====== MATERIAL FOR THE TASK
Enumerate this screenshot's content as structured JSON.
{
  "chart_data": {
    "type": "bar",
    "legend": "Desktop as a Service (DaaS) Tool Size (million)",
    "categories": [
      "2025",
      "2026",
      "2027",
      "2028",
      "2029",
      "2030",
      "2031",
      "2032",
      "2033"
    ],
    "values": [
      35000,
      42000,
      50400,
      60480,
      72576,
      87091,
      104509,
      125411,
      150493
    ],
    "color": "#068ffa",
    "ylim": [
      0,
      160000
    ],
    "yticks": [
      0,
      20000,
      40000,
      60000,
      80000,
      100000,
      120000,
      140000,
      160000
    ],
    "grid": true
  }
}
============
▶ _TASK REQUIREMENTS_
Retype all of the material, keeping each line exact.

▶ _COMPLETED EXERCISE_
Enumerate this screenshot's content as structured JSON.
{
  "chart_data": {
    "type": "bar",
    "legend": "Desktop as a Service (DaaS) Tool Size (million)",
    "categories": [
      "2025",
      "2026",
      "2027",
      "2028",
      "2029",
      "2030",
      "2031",
      "2032",
      "2033"
    ],
    "values": [
      35000,
      42000,
      50400,
      60480,
      72576,
      87091,
      104509,
      125411,
      150493
    ],
    "color": "#068ffa",
    "ylim": [
      0,
      160000
    ],
    "yticks": [
      0,
      20000,
      40000,
      60000,
      80000,
      100000,
      120000,
      140000,
      160000
    ],
    "grid": true
  }
}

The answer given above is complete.